* [Exercise details]
Quote exactly, and only, the lines from the one containing "What does this" through the end of the material below. Skip pictures.
.....
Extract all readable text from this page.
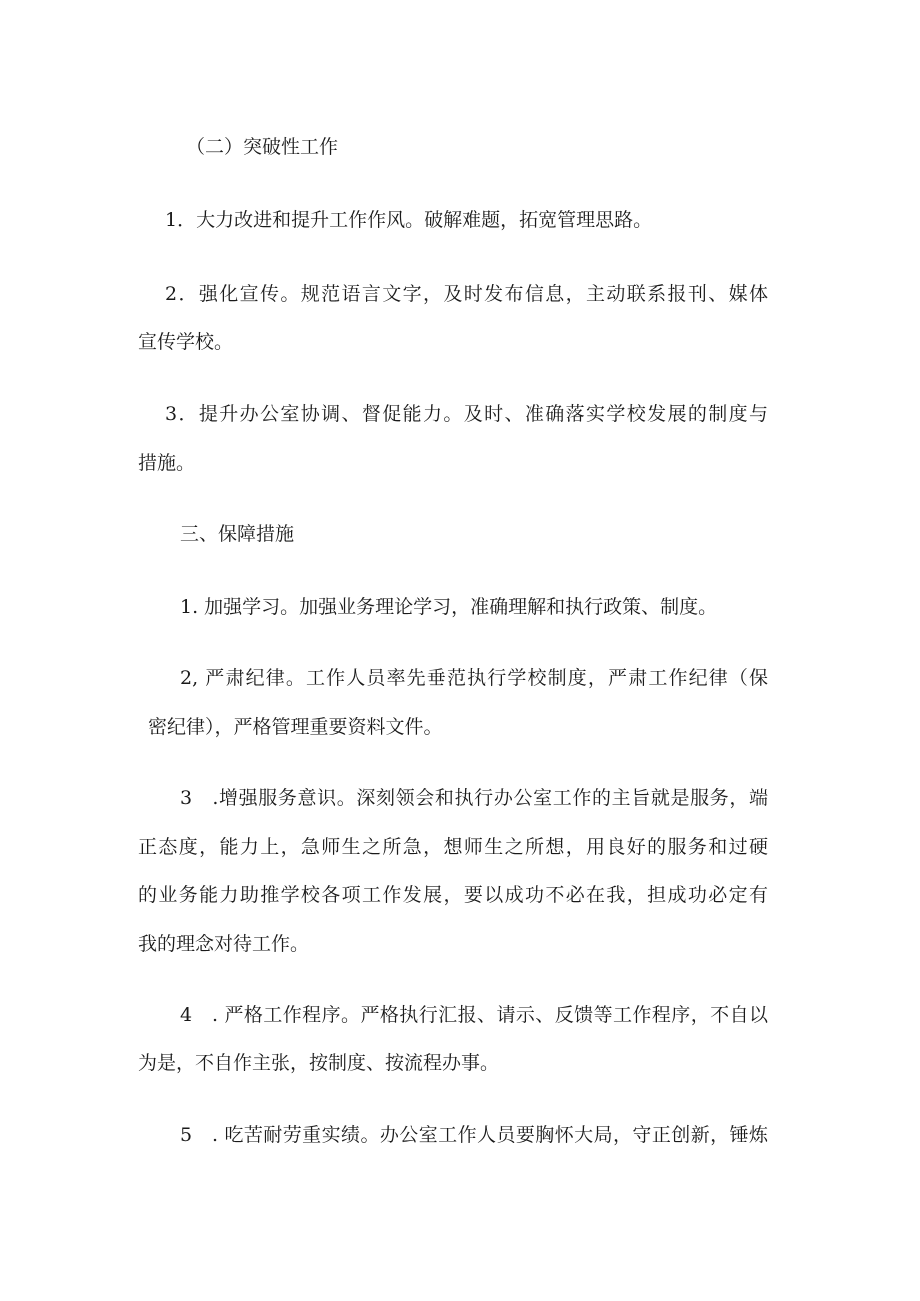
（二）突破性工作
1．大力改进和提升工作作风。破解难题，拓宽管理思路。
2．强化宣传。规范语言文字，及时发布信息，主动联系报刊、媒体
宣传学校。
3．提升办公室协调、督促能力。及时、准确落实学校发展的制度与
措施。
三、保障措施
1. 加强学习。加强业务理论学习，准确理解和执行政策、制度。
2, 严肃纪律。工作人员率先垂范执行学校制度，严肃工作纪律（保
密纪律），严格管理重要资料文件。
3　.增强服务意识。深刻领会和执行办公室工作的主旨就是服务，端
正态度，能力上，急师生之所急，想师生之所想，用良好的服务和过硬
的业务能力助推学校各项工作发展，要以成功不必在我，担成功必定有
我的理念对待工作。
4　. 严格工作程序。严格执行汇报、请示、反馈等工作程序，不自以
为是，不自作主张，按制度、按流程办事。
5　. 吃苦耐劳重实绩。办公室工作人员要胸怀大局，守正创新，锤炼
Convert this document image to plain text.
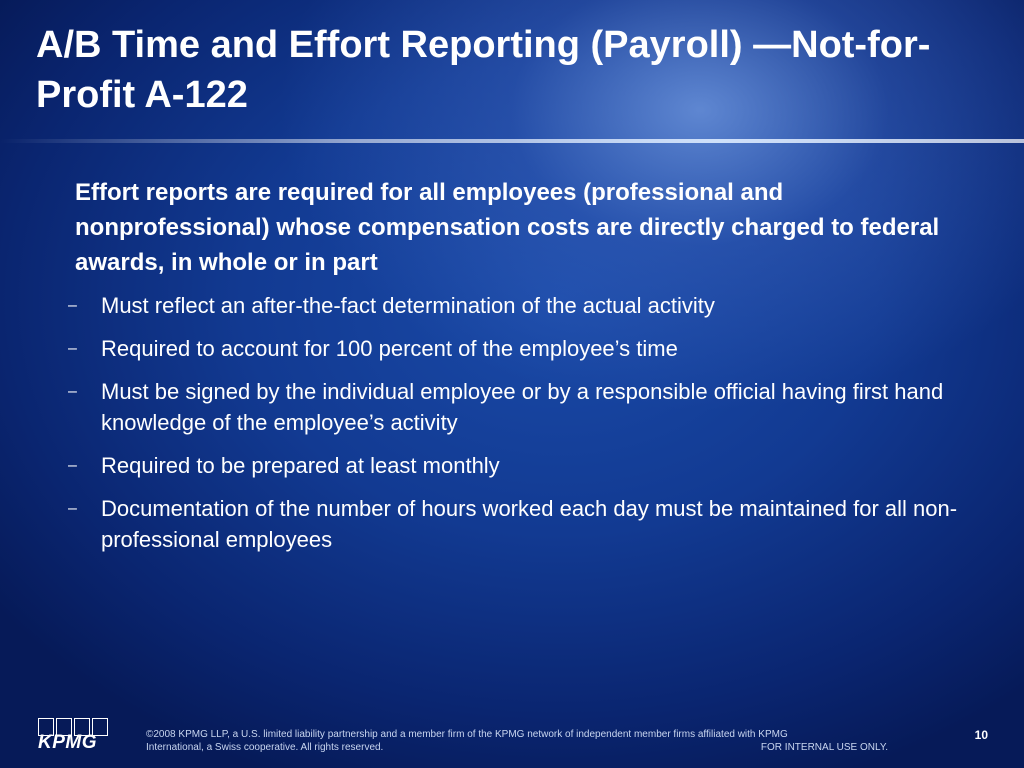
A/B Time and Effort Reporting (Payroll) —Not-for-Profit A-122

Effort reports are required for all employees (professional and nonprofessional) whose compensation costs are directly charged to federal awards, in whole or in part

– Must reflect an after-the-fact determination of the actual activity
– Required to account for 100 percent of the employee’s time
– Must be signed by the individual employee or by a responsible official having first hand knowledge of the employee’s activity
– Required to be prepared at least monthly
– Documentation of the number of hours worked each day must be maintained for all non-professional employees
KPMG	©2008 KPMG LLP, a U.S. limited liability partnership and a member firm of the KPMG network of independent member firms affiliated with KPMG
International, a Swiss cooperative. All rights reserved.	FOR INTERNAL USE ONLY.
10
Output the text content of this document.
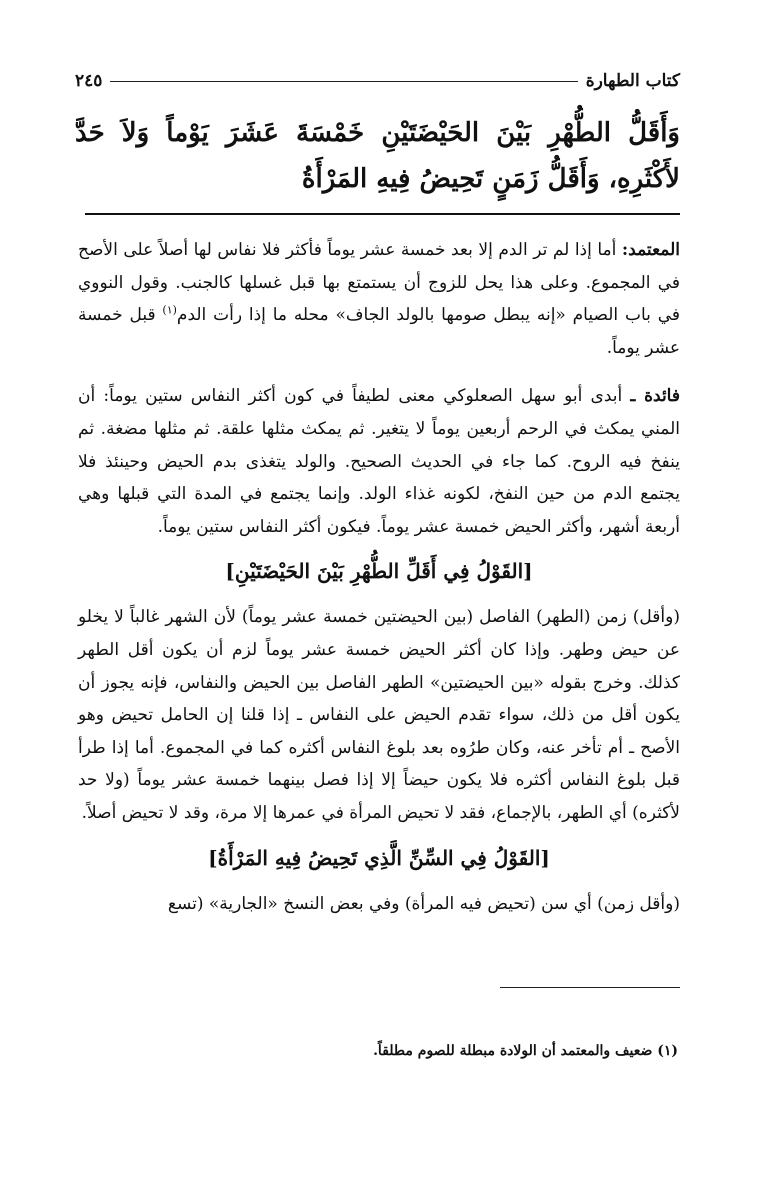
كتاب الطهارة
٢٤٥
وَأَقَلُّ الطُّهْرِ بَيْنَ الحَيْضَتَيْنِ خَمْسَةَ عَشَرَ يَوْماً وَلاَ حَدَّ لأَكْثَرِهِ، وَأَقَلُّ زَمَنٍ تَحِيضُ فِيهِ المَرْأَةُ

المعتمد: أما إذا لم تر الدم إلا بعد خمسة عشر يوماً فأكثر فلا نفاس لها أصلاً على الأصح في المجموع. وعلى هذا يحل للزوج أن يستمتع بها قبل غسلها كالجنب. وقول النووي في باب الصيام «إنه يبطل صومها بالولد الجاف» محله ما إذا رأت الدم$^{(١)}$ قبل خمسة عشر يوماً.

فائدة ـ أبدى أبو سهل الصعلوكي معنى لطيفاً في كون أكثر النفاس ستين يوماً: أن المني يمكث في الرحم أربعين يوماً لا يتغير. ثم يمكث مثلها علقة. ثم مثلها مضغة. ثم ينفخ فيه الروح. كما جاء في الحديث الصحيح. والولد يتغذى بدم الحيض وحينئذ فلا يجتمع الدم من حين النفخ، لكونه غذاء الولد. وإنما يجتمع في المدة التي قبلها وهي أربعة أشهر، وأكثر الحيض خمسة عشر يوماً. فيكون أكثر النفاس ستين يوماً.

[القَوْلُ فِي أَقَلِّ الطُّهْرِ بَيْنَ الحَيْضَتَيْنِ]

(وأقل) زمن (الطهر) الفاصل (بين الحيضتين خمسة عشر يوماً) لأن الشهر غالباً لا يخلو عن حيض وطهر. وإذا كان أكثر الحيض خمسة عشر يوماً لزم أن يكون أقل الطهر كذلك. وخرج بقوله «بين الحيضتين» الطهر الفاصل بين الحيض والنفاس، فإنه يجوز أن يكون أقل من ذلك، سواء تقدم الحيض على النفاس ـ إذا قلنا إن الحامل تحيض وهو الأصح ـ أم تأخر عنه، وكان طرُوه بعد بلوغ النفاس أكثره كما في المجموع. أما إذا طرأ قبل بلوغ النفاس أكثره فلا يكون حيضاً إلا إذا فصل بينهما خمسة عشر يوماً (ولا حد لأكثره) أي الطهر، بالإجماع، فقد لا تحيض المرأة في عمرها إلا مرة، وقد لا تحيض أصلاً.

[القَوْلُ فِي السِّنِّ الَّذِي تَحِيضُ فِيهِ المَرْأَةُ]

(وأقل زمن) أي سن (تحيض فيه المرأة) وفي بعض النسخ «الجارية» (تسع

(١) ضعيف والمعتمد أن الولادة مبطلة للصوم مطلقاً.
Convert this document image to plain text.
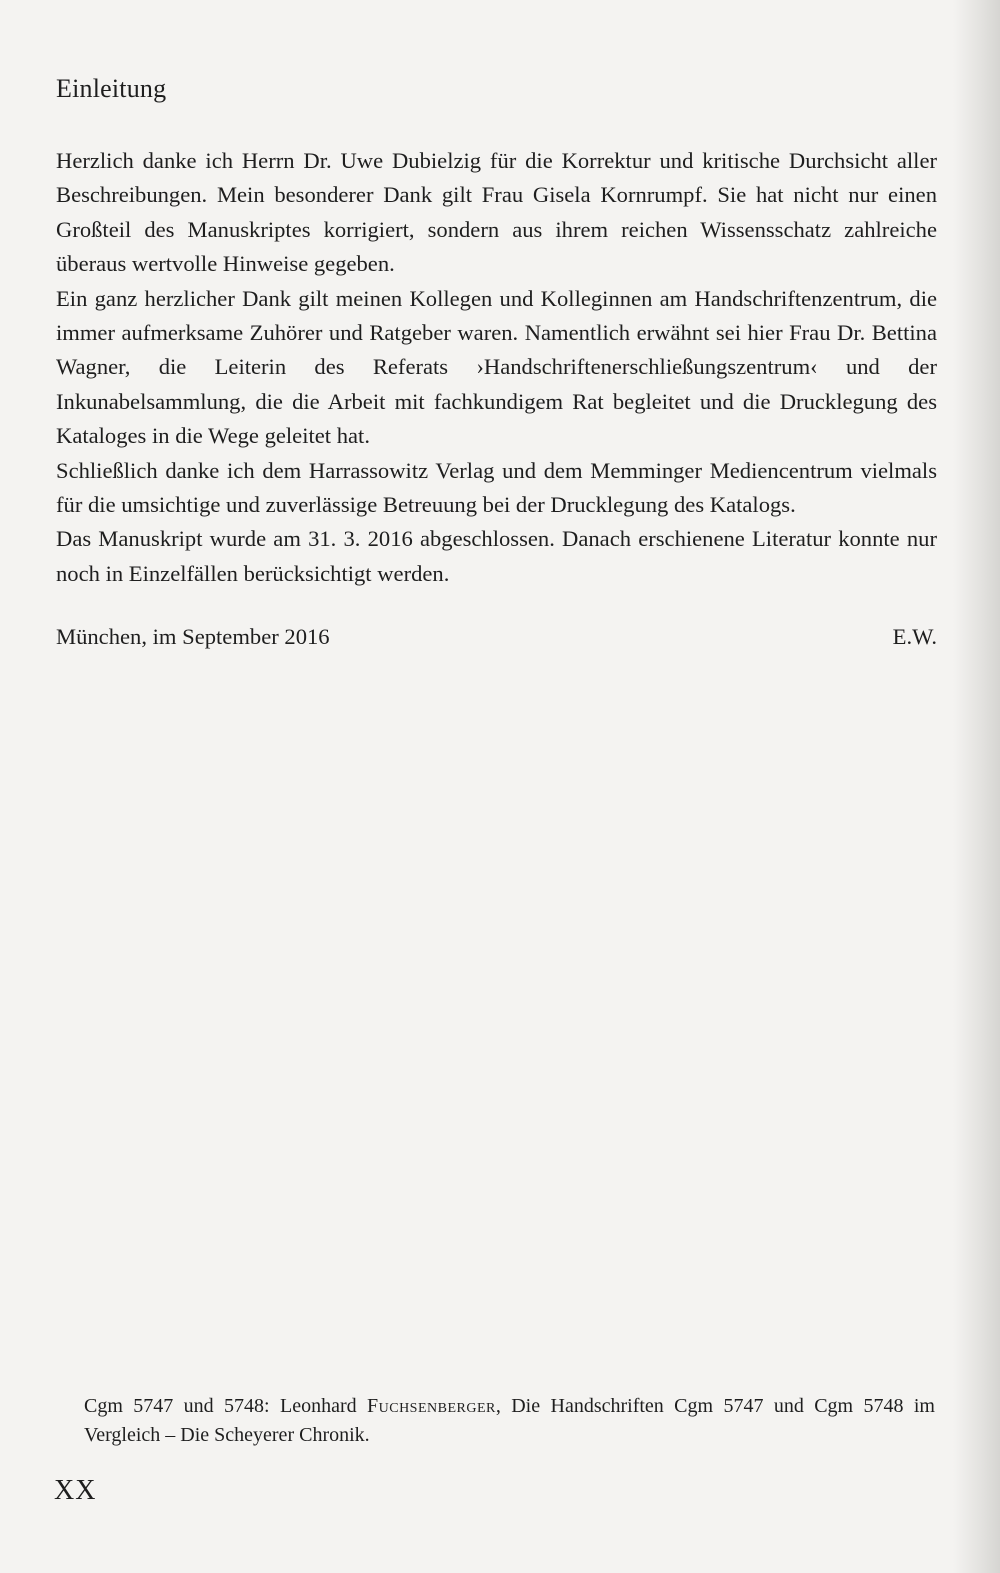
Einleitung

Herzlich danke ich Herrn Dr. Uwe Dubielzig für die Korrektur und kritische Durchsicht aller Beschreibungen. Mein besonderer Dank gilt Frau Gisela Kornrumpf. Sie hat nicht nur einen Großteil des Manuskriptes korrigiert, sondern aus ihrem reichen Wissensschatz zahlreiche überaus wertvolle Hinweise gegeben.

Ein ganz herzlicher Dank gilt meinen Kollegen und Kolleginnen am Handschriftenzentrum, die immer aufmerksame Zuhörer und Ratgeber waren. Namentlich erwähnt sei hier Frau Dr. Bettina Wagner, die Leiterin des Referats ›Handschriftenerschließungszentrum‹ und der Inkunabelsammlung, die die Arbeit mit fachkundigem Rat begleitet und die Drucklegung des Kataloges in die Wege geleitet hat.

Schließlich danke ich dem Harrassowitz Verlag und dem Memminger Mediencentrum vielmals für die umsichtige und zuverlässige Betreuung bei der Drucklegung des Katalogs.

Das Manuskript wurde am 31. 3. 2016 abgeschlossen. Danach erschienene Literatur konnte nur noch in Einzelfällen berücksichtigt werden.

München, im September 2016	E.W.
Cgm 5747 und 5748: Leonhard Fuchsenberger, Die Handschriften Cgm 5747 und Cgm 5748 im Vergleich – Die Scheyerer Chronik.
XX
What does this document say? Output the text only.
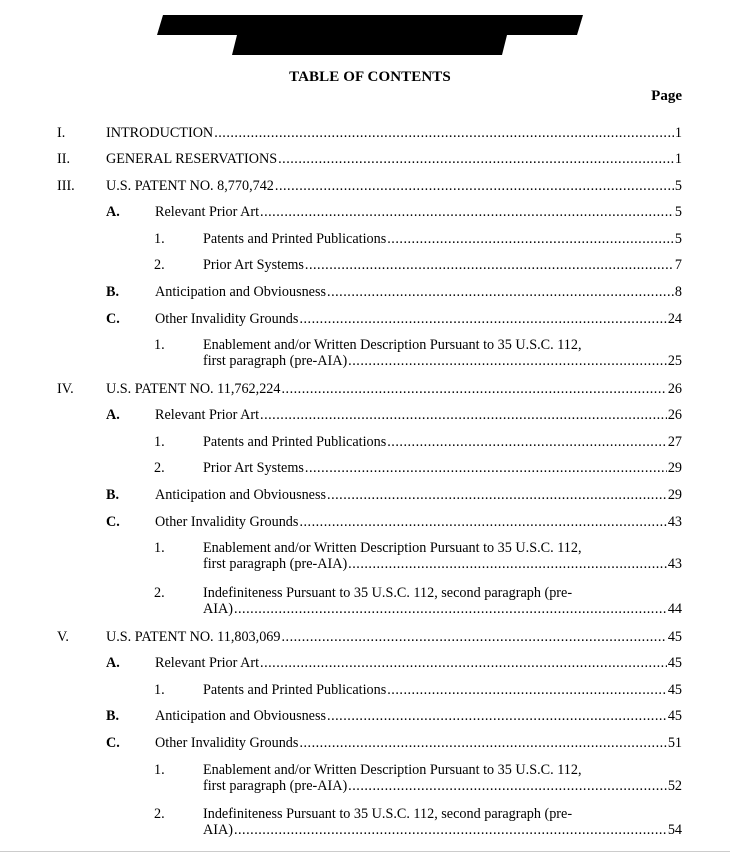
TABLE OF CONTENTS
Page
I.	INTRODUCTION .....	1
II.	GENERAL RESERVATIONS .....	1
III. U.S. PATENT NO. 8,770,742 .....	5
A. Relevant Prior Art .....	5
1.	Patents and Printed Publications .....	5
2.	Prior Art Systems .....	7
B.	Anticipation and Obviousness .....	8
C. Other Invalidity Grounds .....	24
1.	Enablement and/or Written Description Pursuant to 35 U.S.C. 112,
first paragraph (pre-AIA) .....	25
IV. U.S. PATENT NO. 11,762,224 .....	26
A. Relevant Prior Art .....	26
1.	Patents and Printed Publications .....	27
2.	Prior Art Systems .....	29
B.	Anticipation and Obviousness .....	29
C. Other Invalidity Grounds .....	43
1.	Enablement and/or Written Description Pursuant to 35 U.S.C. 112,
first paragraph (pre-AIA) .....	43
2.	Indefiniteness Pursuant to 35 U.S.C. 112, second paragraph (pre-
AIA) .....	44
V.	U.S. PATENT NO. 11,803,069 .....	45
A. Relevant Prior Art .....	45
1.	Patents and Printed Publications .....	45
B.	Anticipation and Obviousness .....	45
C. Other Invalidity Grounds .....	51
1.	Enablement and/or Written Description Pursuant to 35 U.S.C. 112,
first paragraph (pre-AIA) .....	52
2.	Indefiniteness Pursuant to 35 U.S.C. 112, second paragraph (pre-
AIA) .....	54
.....
* [Response]
What does this document say? Output the text only.
TABLE OF CONTENTS
Page
I.	INTRODUCTION .....	1
II.	GENERAL RESERVATIONS .....	1
III. U.S. PATENT NO. 8,770,742 .....	5
A. Relevant Prior Art .....	5
1.	Patents and Printed Publications .....	5
2.	Prior Art Systems .....	7
B.	Anticipation and Obviousness .....	8
C. Other Invalidity Grounds .....	24
1.	Enablement and/or Written Description Pursuant to 35 U.S.C. 112,
first paragraph (pre-AIA) .....	25
IV. U.S. PATENT NO. 11,762,224 .....	26
A. Relevant Prior Art .....	26
1.	Patents and Printed Publications .....	27
2.	Prior Art Systems .....	29
B.	Anticipation and Obviousness .....	29
C. Other Invalidity Grounds .....	43
1.	Enablement and/or Written Description Pursuant to 35 U.S.C. 112,
first paragraph (pre-AIA) .....	43
2.	Indefiniteness Pursuant to 35 U.S.C. 112, second paragraph (pre-
AIA) .....	44
V.	U.S. PATENT NO. 11,803,069 .....	45
A. Relevant Prior Art .....	45
1.	Patents and Printed Publications .....	45
B.	Anticipation and Obviousness .....	45
C. Other Invalidity Grounds .....	51
1.	Enablement and/or Written Description Pursuant to 35 U.S.C. 112,
first paragraph (pre-AIA) .....	52
2.	Indefiniteness Pursuant to 35 U.S.C. 112, second paragraph (pre-
AIA) .....	54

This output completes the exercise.